* [Instruction] The entries that follow should be written out exactly.

### Dataset records ###

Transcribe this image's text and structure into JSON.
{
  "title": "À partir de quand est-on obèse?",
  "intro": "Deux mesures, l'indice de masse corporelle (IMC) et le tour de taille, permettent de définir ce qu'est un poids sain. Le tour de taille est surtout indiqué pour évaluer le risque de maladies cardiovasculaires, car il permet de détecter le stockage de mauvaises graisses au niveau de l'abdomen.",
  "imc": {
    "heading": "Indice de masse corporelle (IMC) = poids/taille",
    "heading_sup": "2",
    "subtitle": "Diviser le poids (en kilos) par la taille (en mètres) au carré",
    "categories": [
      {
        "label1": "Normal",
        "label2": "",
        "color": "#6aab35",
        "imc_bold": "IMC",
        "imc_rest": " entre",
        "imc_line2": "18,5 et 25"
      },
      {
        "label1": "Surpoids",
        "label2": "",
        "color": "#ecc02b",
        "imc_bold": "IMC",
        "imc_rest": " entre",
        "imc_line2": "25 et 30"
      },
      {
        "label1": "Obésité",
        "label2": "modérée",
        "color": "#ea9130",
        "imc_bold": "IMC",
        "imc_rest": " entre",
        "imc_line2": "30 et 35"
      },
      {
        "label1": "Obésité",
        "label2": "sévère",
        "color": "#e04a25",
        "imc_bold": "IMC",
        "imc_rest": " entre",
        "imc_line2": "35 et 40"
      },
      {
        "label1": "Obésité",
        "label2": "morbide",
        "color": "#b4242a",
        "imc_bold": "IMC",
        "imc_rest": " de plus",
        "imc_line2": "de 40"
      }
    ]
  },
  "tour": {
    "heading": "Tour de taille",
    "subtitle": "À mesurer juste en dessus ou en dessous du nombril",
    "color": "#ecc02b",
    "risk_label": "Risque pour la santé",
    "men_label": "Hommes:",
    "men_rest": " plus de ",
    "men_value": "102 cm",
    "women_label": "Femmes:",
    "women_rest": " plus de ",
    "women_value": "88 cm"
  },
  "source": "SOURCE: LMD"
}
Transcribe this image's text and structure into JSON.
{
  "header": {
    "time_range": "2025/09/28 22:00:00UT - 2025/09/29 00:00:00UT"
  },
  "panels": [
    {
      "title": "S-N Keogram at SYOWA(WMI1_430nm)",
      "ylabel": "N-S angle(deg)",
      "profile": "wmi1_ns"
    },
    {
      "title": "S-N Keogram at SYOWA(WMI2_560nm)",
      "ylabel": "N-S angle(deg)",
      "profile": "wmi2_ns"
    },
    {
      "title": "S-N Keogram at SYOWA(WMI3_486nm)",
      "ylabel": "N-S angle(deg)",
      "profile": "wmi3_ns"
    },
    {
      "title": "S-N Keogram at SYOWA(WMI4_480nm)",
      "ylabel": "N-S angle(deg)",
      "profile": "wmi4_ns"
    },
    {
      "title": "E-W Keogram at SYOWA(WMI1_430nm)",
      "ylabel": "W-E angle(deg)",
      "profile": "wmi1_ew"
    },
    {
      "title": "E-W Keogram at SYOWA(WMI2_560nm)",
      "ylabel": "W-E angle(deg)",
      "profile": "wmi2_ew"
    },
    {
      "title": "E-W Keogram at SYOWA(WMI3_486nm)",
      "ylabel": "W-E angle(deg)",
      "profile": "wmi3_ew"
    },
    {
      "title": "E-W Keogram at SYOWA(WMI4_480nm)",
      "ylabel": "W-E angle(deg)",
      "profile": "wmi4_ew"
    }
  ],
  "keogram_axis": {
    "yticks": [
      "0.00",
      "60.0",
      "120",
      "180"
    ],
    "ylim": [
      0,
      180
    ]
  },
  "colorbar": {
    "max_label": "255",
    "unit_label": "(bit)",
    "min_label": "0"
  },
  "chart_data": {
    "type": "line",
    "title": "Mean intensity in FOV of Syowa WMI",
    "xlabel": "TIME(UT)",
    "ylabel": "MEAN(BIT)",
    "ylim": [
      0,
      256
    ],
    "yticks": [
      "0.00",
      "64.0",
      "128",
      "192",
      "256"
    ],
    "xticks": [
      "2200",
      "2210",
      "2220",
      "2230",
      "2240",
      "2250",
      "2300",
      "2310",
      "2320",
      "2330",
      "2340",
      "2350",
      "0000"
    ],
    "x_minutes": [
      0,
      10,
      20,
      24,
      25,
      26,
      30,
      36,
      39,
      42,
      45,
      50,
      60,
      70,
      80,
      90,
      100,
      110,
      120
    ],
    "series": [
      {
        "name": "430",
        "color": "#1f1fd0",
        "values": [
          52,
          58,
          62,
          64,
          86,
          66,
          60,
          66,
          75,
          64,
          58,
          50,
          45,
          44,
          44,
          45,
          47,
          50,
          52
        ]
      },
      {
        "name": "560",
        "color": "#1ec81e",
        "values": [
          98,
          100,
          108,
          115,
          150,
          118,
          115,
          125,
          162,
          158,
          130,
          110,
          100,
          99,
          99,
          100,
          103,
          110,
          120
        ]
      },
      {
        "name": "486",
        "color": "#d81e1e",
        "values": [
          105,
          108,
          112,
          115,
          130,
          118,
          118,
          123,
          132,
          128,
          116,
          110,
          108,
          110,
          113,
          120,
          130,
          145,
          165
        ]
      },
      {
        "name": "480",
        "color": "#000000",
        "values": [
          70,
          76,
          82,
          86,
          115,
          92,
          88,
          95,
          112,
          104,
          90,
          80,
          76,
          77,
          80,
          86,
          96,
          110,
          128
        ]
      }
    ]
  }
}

###

* [Correct response]
Transcribe this image's text and structure into JSON.
{
  "title": "À partir de quand est-on obèse?",
  "intro": "Deux mesures, l'indice de masse corporelle (IMC) et le tour de taille, permettent de définir ce qu'est un poids sain. Le tour de taille est surtout indiqué pour évaluer le risque de maladies cardiovasculaires, car il permet de détecter le stockage de mauvaises graisses au niveau de l'abdomen.",
  "imc": {
    "heading": "Indice de masse corporelle (IMC) = poids/taille",
    "heading_sup": "2",
    "subtitle": "Diviser le poids (en kilos) par la taille (en mètres) au carré",
    "categories": [
      {
        "label1": "Normal",
        "label2": "",
        "color": "#6aab35",
        "imc_bold": "IMC",
        "imc_rest": " entre",
        "imc_line2": "18,5 et 25"
      },
      {
        "label1": "Surpoids",
        "label2": "",
        "color": "#ecc02b",
        "imc_bold": "IMC",
        "imc_rest": " entre",
        "imc_line2": "25 et 30"
      },
      {
        "label1": "Obésité",
        "label2": "modérée",
        "color": "#ea9130",
        "imc_bold": "IMC",
        "imc_rest": " entre",
        "imc_line2": "30 et 35"
      },
      {
        "label1": "Obésité",
        "label2": "sévère",
        "color": "#e04a25",
        "imc_bold": "IMC",
        "imc_rest": " entre",
        "imc_line2": "35 et 40"
      },
      {
        "label1": "Obésité",
        "label2": "morbide",
        "color": "#b4242a",
        "imc_bold": "IMC",
        "imc_rest": " de plus",
        "imc_line2": "de 40"
      }
    ]
  },
  "tour": {
    "heading": "Tour de taille",
    "subtitle": "À mesurer juste en dessus ou en dessous du nombril",
    "color": "#ecc02b",
    "risk_label": "Risque pour la santé",
    "men_label": "Hommes:",
    "men_rest": " plus de ",
    "men_value": "102 cm",
    "women_label": "Femmes:",
    "women_rest": " plus de ",
    "women_value": "88 cm"
  },
  "source": "SOURCE: LMD"
}
Transcribe this image's text and structure into JSON.
{
  "header": {
    "time_range": "2025/09/28 22:00:00UT - 2025/09/29 00:00:00UT"
  },
  "panels": [
    {
      "title": "S-N Keogram at SYOWA(WMI1_430nm)",
      "ylabel": "N-S angle(deg)",
      "profile": "wmi1_ns"
    },
    {
      "title": "S-N Keogram at SYOWA(WMI2_560nm)",
      "ylabel": "N-S angle(deg)",
      "profile": "wmi2_ns"
    },
    {
      "title": "S-N Keogram at SYOWA(WMI3_486nm)",
      "ylabel": "N-S angle(deg)",
      "profile": "wmi3_ns"
    },
    {
      "title": "S-N Keogram at SYOWA(WMI4_480nm)",
      "ylabel": "N-S angle(deg)",
      "profile": "wmi4_ns"
    },
    {
      "title": "E-W Keogram at SYOWA(WMI1_430nm)",
      "ylabel": "W-E angle(deg)",
      "profile": "wmi1_ew"
    },
    {
      "title": "E-W Keogram at SYOWA(WMI2_560nm)",
      "ylabel": "W-E angle(deg)",
      "profile": "wmi2_ew"
    },
    {
      "title": "E-W Keogram at SYOWA(WMI3_486nm)",
      "ylabel": "W-E angle(deg)",
      "profile": "wmi3_ew"
    },
    {
      "title": "E-W Keogram at SYOWA(WMI4_480nm)",
      "ylabel": "W-E angle(deg)",
      "profile": "wmi4_ew"
    }
  ],
  "keogram_axis": {
    "yticks": [
      "0.00",
      "60.0",
      "120",
      "180"
    ],
    "ylim": [
      0,
      180
    ]
  },
  "colorbar": {
    "max_label": "255",
    "unit_label": "(bit)",
    "min_label": "0"
  },
  "chart_data": {
    "type": "line",
    "title": "Mean intensity in FOV of Syowa WMI",
    "xlabel": "TIME(UT)",
    "ylabel": "MEAN(BIT)",
    "ylim": [
      0,
      256
    ],
    "yticks": [
      "0.00",
      "64.0",
      "128",
      "192",
      "256"
    ],
    "xticks": [
      "2200",
      "2210",
      "2220",
      "2230",
      "2240",
      "2250",
      "2300",
      "2310",
      "2320",
      "2330",
      "2340",
      "2350",
      "0000"
    ],
    "x_minutes": [
      0,
      10,
      20,
      24,
      25,
      26,
      30,
      36,
      39,
      42,
      45,
      50,
      60,
      70,
      80,
      90,
      100,
      110,
      120
    ],
    "series": [
      {
        "name": "430",
        "color": "#1f1fd0",
        "values": [
          52,
          58,
          62,
          64,
          86,
          66,
          60,
          66,
          75,
          64,
          58,
          50,
          45,
          44,
          44,
          45,
          47,
          50,
          52
        ]
      },
      {
        "name": "560",
        "color": "#1ec81e",
        "values": [
          98,
          100,
          108,
          115,
          150,
          118,
          115,
          125,
          162,
          158,
          130,
          110,
          100,
          99,
          99,
          100,
          103,
          110,
          120
        ]
      },
      {
        "name": "486",
        "color": "#d81e1e",
        "values": [
          105,
          108,
          112,
          115,
          130,
          118,
          118,
          123,
          132,
          128,
          116,
          110,
          108,
          110,
          113,
          120,
          130,
          145,
          165
        ]
      },
      {
        "name": "480",
        "color": "#000000",
        "values": [
          70,
          76,
          82,
          86,
          115,
          92,
          88,
          95,
          112,
          104,
          90,
          80,
          76,
          77,
          80,
          86,
          96,
          110,
          128
        ]
      }
    ]
  }
}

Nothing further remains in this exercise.